Directions for this task:
Copy the lines holding the word "MFMEM", all of them.

▬▬▬▬▬▬▬▬▬▬

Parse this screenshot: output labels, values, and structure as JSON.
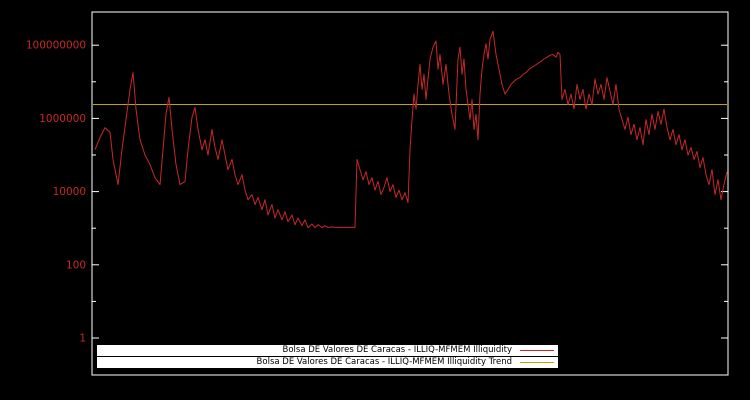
{
  "chart_data": {
    "type": "line",
    "yscale": "log",
    "xlabel": "",
    "ylabel": "",
    "ylim": [
      0.1,
      900000000.0
    ],
    "grid": false,
    "legend_position": "bottom-center",
    "background_color": "#000000",
    "frame_color": "#ffffff",
    "label_color": "#c62828",
    "legend_bg_color": "#ffffff",
    "y_ticks": [
      {
        "label": "100000000",
        "value": 100000000.0
      },
      {
        "label": "1000000",
        "value": 1000000.0
      },
      {
        "label": "10000",
        "value": 10000.0
      },
      {
        "label": "100",
        "value": 100.0
      },
      {
        "label": "1",
        "value": 1
      }
    ],
    "series": [
      {
        "name": "Bolsa DE Valores DE Caracas - ILLIQ-MFMEM Illiquidity",
        "color": "#c62828",
        "points": [
          [
            95,
            140000.0
          ],
          [
            100,
            300000.0
          ],
          [
            105,
            560000.0
          ],
          [
            110,
            420000.0
          ],
          [
            113,
            76000.0
          ],
          [
            118,
            15500.0
          ],
          [
            122,
            140000.0
          ],
          [
            126,
            930000.0
          ],
          [
            130,
            6200000.0
          ],
          [
            133,
            18000000.0
          ],
          [
            136,
            1800000.0
          ],
          [
            140,
            260000.0
          ],
          [
            145,
            100000.0
          ],
          [
            150,
            55000.0
          ],
          [
            155,
            24000.0
          ],
          [
            160,
            15500.0
          ],
          [
            163,
            140000.0
          ],
          [
            166,
            1300000.0
          ],
          [
            169,
            3800000.0
          ],
          [
            172,
            500000.0
          ],
          [
            176,
            55000.0
          ],
          [
            180,
            15500.0
          ],
          [
            185,
            19000.0
          ],
          [
            188,
            140000.0
          ],
          [
            192,
            1070000.0
          ],
          [
            195,
            2000000.0
          ],
          [
            198,
            500000.0
          ],
          [
            202,
            140000.0
          ],
          [
            205,
            260000.0
          ],
          [
            208,
            100000.0
          ],
          [
            212,
            500000.0
          ],
          [
            215,
            160000.0
          ],
          [
            218,
            76000.0
          ],
          [
            222,
            260000.0
          ],
          [
            225,
            100000.0
          ],
          [
            228,
            40000.0
          ],
          [
            232,
            76000.0
          ],
          [
            235,
            29000.0
          ],
          [
            238,
            15500.0
          ],
          [
            242,
            29000.0
          ],
          [
            245,
            11000.0
          ],
          [
            248,
            6000.0
          ],
          [
            252,
            8300.0
          ],
          [
            255,
            4400.0
          ],
          [
            258,
            6900.0
          ],
          [
            262,
            3200.0
          ],
          [
            265,
            6000.0
          ],
          [
            268,
            2300.0
          ],
          [
            272,
            4400.0
          ],
          [
            275,
            1900.0
          ],
          [
            278,
            3200.0
          ],
          [
            282,
            1700.0
          ],
          [
            285,
            2800.0
          ],
          [
            288,
            1500.0
          ],
          [
            292,
            2300.0
          ],
          [
            295,
            1250.0
          ],
          [
            298,
            1900.0
          ],
          [
            302,
            1170.0
          ],
          [
            305,
            1700.0
          ],
          [
            308,
            1030.0
          ],
          [
            312,
            1300.0
          ],
          [
            315,
            1030.0
          ],
          [
            318,
            1250.0
          ],
          [
            322,
            1030.0
          ],
          [
            325,
            1170.0
          ],
          [
            328,
            1050.0
          ],
          [
            332,
            1080.0
          ],
          [
            336,
            1050.0
          ],
          [
            340,
            1060.0
          ],
          [
            344,
            1050.0
          ],
          [
            348,
            1060.0
          ],
          [
            352,
            1050.0
          ],
          [
            355,
            1050.0
          ],
          [
            357,
            76000.0
          ],
          [
            360,
            40000.0
          ],
          [
            363,
            21000.0
          ],
          [
            366,
            35000.0
          ],
          [
            369,
            15500.0
          ],
          [
            372,
            24000.0
          ],
          [
            375,
            11000.0
          ],
          [
            378,
            19000.0
          ],
          [
            381,
            8300.0
          ],
          [
            384,
            13000.0
          ],
          [
            387,
            24000.0
          ],
          [
            390,
            10000.0
          ],
          [
            393,
            15500.0
          ],
          [
            396,
            6900.0
          ],
          [
            399,
            11000.0
          ],
          [
            402,
            6000.0
          ],
          [
            405,
            9400.0
          ],
          [
            408,
            5000.0
          ],
          [
            410,
            140000.0
          ],
          [
            412,
            930000.0
          ],
          [
            414,
            4600000.0
          ],
          [
            416,
            1800000.0
          ],
          [
            418,
            8500000.0
          ],
          [
            420,
            30000000.0
          ],
          [
            422,
            6200000.0
          ],
          [
            424,
            16000000.0
          ],
          [
            426,
            3300000.0
          ],
          [
            428,
            12000000.0
          ],
          [
            430,
            42000000.0
          ],
          [
            433,
            89000000.0
          ],
          [
            436,
            130000000.0
          ],
          [
            438,
            22000000.0
          ],
          [
            440,
            56000000.0
          ],
          [
            443,
            8500000.0
          ],
          [
            446,
            30000000.0
          ],
          [
            449,
            4600000.0
          ],
          [
            452,
            1300000.0
          ],
          [
            455,
            500000.0
          ],
          [
            458,
            42000000.0
          ],
          [
            460,
            89000000.0
          ],
          [
            462,
            16000000.0
          ],
          [
            464,
            42000000.0
          ],
          [
            466,
            6200000.0
          ],
          [
            468,
            2400000.0
          ],
          [
            470,
            930000.0
          ],
          [
            472,
            3300000.0
          ],
          [
            474,
            500000.0
          ],
          [
            476,
            1300000.0
          ],
          [
            478,
            260000.0
          ],
          [
            480,
            4600000.0
          ],
          [
            482,
            22000000.0
          ],
          [
            484,
            56000000.0
          ],
          [
            486,
            110000000.0
          ],
          [
            488,
            42000000.0
          ],
          [
            490,
            145000000.0
          ],
          [
            493,
            240000000.0
          ],
          [
            496,
            56000000.0
          ],
          [
            499,
            22000000.0
          ],
          [
            502,
            8500000.0
          ],
          [
            505,
            4600000.0
          ],
          [
            508,
            6200000.0
          ],
          [
            511,
            8500000.0
          ],
          [
            514,
            10300000.0
          ],
          [
            517,
            12000000.0
          ],
          [
            520,
            13000000.0
          ],
          [
            523,
            16000000.0
          ],
          [
            526,
            18000000.0
          ],
          [
            529,
            22000000.0
          ],
          [
            532,
            25000000.0
          ],
          [
            535,
            28000000.0
          ],
          [
            538,
            32000000.0
          ],
          [
            541,
            36000000.0
          ],
          [
            544,
            42000000.0
          ],
          [
            547,
            47000000.0
          ],
          [
            550,
            53000000.0
          ],
          [
            553,
            56000000.0
          ],
          [
            556,
            47000000.0
          ],
          [
            558,
            64000000.0
          ],
          [
            560,
            56000000.0
          ],
          [
            562,
            3300000.0
          ],
          [
            565,
            6200000.0
          ],
          [
            568,
            2400000.0
          ],
          [
            571,
            4600000.0
          ],
          [
            574,
            1800000.0
          ],
          [
            577,
            8500000.0
          ],
          [
            580,
            3300000.0
          ],
          [
            583,
            6200000.0
          ],
          [
            586,
            1800000.0
          ],
          [
            589,
            4600000.0
          ],
          [
            592,
            2400000.0
          ],
          [
            595,
            12000000.0
          ],
          [
            598,
            4600000.0
          ],
          [
            601,
            8500000.0
          ],
          [
            604,
            3300000.0
          ],
          [
            607,
            13000000.0
          ],
          [
            610,
            5500000.0
          ],
          [
            613,
            2400000.0
          ],
          [
            616,
            8500000.0
          ],
          [
            619,
            1800000.0
          ],
          [
            622,
            930000.0
          ],
          [
            625,
            500000.0
          ],
          [
            628,
            1070000.0
          ],
          [
            631,
            360000.0
          ],
          [
            634,
            690000.0
          ],
          [
            637,
            260000.0
          ],
          [
            640,
            560000.0
          ],
          [
            643,
            190000.0
          ],
          [
            646,
            930000.0
          ],
          [
            649,
            360000.0
          ],
          [
            652,
            1300000.0
          ],
          [
            655,
            500000.0
          ],
          [
            658,
            1550000.0
          ],
          [
            661,
            690000.0
          ],
          [
            664,
            1800000.0
          ],
          [
            667,
            560000.0
          ],
          [
            670,
            260000.0
          ],
          [
            673,
            500000.0
          ],
          [
            676,
            190000.0
          ],
          [
            679,
            360000.0
          ],
          [
            682,
            140000.0
          ],
          [
            685,
            260000.0
          ],
          [
            688,
            100000.0
          ],
          [
            691,
            160000.0
          ],
          [
            694,
            76000.0
          ],
          [
            697,
            125000.0
          ],
          [
            700,
            45000.0
          ],
          [
            703,
            85000.0
          ],
          [
            706,
            29000.0
          ],
          [
            709,
            15500.0
          ],
          [
            712,
            40000.0
          ],
          [
            715,
            8300.0
          ],
          [
            718,
            21000.0
          ],
          [
            721,
            6000.0
          ],
          [
            724,
            15500.0
          ],
          [
            727,
            35000.0
          ]
        ]
      },
      {
        "name": "Bolsa DE Valores DE Caracas - ILLIQ-MFMEM Illiquidity Trend",
        "color": "#c0a500",
        "trend_value": 2400000.0
      }
    ]
  }
}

▬▬▬▬▬▬▬▬▬▬

The solution:
        "name": "Bolsa DE Valores DE Caracas - ILLIQ-MFMEM Illiquidity",
        "name": "Bolsa DE Valores DE Caracas - ILLIQ-MFMEM Illiquidity Trend",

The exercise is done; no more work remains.